Filter the data below for the string "İlkokulu" and copy each matching line.

---- DATA SUPPLIED

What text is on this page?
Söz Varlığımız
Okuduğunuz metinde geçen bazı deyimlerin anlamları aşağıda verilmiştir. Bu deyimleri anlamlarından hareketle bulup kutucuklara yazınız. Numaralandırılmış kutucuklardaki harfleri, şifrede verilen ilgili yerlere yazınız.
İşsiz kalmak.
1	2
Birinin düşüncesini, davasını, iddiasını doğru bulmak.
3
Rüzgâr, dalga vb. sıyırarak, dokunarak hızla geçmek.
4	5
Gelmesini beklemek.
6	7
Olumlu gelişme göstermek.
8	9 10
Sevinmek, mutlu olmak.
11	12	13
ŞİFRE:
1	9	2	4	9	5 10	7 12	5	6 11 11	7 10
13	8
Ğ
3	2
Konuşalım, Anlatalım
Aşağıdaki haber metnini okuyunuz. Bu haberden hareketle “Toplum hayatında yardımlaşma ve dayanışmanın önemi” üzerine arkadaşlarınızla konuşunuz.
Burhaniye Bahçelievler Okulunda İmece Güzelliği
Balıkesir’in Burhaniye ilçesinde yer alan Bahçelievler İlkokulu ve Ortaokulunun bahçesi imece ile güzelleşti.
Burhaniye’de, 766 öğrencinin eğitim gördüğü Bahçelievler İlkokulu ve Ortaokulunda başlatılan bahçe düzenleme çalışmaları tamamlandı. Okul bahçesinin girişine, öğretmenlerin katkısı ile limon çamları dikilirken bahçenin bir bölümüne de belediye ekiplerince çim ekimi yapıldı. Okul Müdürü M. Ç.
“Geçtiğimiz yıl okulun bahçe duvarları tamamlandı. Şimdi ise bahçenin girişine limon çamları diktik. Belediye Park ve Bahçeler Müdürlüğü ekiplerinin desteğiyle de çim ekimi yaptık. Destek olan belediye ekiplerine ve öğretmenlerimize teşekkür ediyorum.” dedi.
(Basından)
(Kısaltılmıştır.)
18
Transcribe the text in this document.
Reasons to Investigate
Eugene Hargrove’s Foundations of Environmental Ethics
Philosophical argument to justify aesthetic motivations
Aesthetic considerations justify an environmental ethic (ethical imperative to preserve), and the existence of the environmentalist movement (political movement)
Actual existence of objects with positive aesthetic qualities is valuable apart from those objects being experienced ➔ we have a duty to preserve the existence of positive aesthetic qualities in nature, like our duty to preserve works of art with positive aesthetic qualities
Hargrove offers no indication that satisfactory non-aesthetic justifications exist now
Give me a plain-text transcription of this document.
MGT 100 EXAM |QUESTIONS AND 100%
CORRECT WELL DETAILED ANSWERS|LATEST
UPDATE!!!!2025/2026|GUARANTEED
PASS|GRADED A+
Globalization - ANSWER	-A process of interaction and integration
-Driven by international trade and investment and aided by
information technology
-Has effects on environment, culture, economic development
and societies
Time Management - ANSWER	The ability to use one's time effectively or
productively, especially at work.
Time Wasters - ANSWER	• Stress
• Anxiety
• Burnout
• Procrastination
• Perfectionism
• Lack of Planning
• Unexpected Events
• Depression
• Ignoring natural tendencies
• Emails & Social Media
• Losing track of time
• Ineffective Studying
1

--------

* SOLUTION FOR THIS TASK:
Balıkesir’in Burhaniye ilçesinde yer alan Bahçelievler İlkokulu ve Ortaokulunun bahçesi imece ile güzelleşti.
Burhaniye’de, 766 öğrencinin eğitim gördüğü Bahçelievler İlkokulu ve Ortaokulunda başlatılan bahçe düzenleme çalışmaları tamamlandı. Okul bahçesinin girişine, öğretmenlerin katkısı ile limon çamları dikilirken bahçenin bir bölümüne de belediye ekiplerince çim ekimi yapıldı. Okul Müdürü M. Ç.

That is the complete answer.